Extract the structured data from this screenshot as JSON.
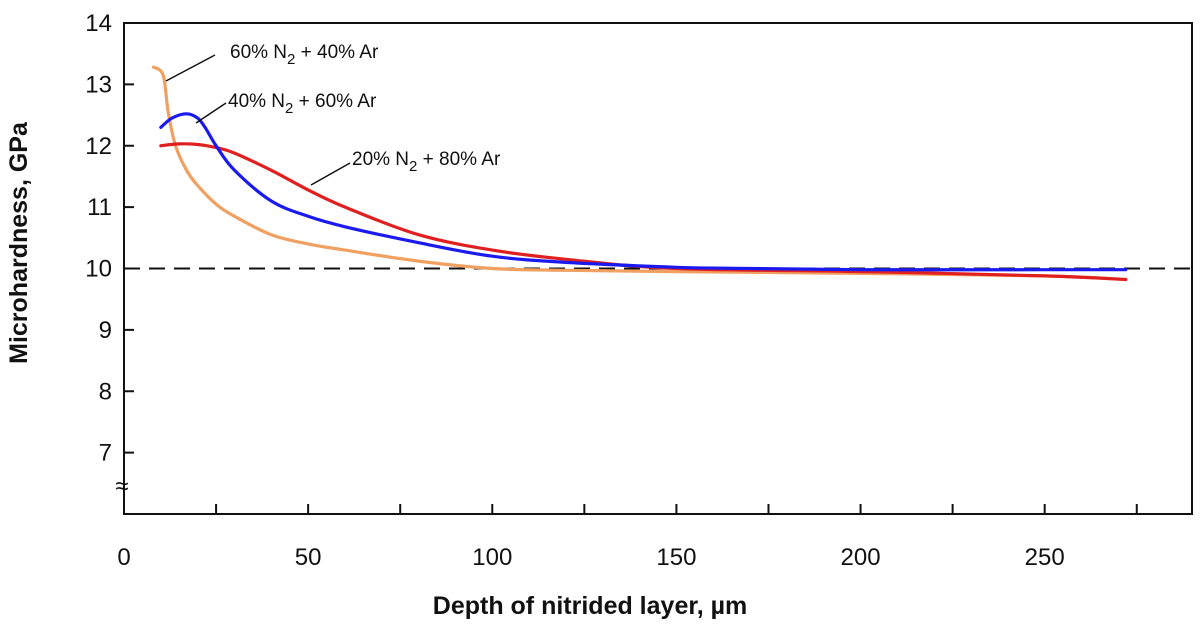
{
  "chart_data": {
    "type": "line",
    "title": "",
    "xlabel": "Depth of nitrided layer, µm",
    "ylabel": "Microhardness, GPa",
    "xlim": [
      0,
      290
    ],
    "ylim": [
      6,
      14
    ],
    "x_ticks": [
      0,
      50,
      100,
      150,
      200,
      250
    ],
    "y_ticks": [
      7,
      8,
      9,
      10,
      11,
      12,
      13,
      14
    ],
    "axis_break_symbol": "≈",
    "reference_line": {
      "y": 10,
      "style": "dashed"
    },
    "grid": false,
    "series": [
      {
        "name": "60% N2 + 40% Ar",
        "color": "#f0a060",
        "x": [
          8,
          10,
          11,
          12,
          14,
          17,
          20,
          25,
          30,
          40,
          50,
          60,
          80,
          100,
          120,
          150,
          200,
          250,
          272
        ],
        "y": [
          13.28,
          13.22,
          13.05,
          12.55,
          12.0,
          11.6,
          11.35,
          11.05,
          10.85,
          10.55,
          10.4,
          10.3,
          10.12,
          10.0,
          9.97,
          9.95,
          9.92,
          9.88,
          9.82
        ]
      },
      {
        "name": "40% N2 + 60% Ar",
        "color": "#1a1aee",
        "x": [
          10,
          13,
          17,
          20,
          22,
          25,
          30,
          40,
          50,
          60,
          80,
          100,
          120,
          150,
          170,
          200,
          250,
          272
        ],
        "y": [
          12.3,
          12.45,
          12.52,
          12.45,
          12.3,
          12.0,
          11.6,
          11.1,
          10.85,
          10.68,
          10.42,
          10.2,
          10.1,
          10.02,
          10.0,
          9.98,
          9.98,
          9.98
        ]
      },
      {
        "name": "20% N2 + 80% Ar",
        "color": "#e02020",
        "x": [
          10,
          15,
          20,
          25,
          30,
          40,
          50,
          60,
          80,
          100,
          120,
          150,
          200,
          250,
          272
        ],
        "y": [
          12.0,
          12.03,
          12.02,
          11.97,
          11.88,
          11.6,
          11.28,
          11.0,
          10.55,
          10.3,
          10.15,
          10.0,
          9.95,
          9.88,
          9.82
        ]
      }
    ],
    "annotations": [
      {
        "series": 0,
        "pre": "60% N",
        "sub": "2",
        "post": " + 40% Ar"
      },
      {
        "series": 1,
        "pre": "40% N",
        "sub": "2",
        "post": " + 60% Ar"
      },
      {
        "series": 2,
        "pre": "20% N",
        "sub": "2",
        "post": " + 80% Ar"
      }
    ]
  }
}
=======
SHORT TASK:
State how many lines of the records above contain the word "color", and give only that number.

WORKED SOLUTION:
3